STATED EXERCISE: Wherever a line in the data below holds "panel", copy that line.

(Stored data entries)
======

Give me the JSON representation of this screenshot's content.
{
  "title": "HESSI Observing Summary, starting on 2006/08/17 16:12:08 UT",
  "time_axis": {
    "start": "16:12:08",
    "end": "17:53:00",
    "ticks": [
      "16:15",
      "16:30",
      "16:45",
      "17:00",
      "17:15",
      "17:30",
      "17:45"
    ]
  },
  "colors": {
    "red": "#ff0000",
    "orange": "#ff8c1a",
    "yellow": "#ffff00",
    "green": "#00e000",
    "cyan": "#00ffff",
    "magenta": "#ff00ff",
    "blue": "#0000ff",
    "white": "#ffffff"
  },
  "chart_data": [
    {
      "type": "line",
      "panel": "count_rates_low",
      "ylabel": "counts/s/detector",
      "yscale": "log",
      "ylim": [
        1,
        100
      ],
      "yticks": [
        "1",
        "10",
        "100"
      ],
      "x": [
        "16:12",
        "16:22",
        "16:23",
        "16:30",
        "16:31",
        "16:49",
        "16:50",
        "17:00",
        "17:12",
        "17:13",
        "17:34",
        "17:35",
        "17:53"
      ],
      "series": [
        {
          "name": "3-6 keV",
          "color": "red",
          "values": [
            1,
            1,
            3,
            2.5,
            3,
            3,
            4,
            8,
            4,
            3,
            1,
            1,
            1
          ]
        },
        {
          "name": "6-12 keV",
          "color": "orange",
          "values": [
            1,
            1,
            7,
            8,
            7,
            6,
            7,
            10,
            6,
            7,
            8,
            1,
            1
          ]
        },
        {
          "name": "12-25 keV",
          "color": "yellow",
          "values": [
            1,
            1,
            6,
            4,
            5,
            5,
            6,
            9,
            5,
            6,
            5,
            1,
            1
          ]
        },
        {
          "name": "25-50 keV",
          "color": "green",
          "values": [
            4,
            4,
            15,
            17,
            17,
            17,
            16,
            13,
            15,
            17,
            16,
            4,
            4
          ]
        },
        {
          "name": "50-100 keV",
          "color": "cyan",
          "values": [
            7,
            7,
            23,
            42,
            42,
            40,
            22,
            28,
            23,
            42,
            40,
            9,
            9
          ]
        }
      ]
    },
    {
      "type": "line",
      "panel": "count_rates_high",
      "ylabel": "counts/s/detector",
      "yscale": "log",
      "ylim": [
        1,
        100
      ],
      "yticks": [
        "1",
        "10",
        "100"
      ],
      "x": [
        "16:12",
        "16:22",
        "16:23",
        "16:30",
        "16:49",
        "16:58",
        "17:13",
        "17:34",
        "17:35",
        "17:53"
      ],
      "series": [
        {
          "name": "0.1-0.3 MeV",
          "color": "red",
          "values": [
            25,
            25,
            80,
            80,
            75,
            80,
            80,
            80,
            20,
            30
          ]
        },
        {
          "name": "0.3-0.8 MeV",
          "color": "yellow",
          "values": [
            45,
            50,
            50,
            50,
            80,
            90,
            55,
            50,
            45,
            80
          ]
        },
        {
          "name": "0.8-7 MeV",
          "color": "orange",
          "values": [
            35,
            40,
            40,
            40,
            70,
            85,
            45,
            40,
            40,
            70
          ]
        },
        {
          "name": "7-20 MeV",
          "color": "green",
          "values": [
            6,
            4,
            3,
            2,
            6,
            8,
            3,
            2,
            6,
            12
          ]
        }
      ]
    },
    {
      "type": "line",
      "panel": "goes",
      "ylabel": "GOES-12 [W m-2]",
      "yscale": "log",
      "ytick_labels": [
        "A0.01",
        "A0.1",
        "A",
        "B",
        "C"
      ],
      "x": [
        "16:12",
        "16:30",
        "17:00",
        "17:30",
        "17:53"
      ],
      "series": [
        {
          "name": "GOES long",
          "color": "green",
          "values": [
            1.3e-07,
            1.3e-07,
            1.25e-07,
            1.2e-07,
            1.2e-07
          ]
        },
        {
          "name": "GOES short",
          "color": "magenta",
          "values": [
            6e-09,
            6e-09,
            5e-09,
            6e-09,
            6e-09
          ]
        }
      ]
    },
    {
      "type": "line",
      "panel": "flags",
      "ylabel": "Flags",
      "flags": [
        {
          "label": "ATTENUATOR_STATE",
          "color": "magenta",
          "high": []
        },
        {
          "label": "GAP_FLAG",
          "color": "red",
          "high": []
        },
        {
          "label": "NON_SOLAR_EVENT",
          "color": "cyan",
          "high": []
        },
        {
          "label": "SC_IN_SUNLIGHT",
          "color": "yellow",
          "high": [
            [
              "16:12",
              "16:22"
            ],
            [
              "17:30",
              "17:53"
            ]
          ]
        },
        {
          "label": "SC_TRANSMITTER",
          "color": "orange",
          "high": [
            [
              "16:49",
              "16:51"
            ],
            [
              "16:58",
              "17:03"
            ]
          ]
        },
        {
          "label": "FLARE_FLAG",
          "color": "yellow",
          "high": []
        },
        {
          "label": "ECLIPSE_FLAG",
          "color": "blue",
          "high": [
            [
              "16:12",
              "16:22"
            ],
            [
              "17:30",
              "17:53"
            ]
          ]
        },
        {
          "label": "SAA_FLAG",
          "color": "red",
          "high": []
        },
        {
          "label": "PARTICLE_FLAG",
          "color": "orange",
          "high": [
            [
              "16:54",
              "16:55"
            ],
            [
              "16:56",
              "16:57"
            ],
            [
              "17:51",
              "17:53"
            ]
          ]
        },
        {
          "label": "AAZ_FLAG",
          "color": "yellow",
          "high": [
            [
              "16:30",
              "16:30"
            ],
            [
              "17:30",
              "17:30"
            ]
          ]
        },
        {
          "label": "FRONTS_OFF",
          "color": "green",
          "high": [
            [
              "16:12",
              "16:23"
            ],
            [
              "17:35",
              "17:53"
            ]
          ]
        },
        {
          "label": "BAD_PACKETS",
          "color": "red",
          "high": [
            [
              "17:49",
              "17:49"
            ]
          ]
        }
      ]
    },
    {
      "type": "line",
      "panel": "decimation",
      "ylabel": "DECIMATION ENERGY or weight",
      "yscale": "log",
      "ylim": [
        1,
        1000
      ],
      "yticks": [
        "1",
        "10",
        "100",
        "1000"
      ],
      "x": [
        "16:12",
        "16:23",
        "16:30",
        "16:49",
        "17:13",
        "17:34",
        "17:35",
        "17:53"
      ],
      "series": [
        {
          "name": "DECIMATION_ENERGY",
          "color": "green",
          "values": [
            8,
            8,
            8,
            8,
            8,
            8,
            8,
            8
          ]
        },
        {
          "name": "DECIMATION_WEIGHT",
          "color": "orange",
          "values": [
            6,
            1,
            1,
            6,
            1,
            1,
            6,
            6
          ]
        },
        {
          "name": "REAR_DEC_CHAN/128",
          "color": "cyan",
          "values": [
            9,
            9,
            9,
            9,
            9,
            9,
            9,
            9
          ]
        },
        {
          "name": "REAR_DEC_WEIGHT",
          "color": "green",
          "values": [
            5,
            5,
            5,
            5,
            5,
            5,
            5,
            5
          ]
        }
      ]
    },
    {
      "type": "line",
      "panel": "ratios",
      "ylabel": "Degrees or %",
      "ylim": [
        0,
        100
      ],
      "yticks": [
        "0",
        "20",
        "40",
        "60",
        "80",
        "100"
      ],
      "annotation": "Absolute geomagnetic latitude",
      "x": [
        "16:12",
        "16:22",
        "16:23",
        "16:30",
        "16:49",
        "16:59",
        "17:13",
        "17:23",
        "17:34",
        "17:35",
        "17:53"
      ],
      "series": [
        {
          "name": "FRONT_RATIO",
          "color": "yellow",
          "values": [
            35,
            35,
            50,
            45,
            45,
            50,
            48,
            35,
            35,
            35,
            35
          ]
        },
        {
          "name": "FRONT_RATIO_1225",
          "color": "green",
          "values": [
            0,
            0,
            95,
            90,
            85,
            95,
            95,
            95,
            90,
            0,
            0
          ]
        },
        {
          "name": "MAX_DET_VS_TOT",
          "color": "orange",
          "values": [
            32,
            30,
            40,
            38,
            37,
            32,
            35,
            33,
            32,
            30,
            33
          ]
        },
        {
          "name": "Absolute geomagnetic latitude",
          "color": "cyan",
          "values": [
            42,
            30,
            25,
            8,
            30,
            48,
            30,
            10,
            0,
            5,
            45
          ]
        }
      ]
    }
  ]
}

======

COMPLETED EXERCISE:
      "panel": "count_rates_low",
      "panel": "count_rates_high",
      "panel": "goes",
      "panel": "flags",
      "panel": "decimation",
      "panel": "ratios",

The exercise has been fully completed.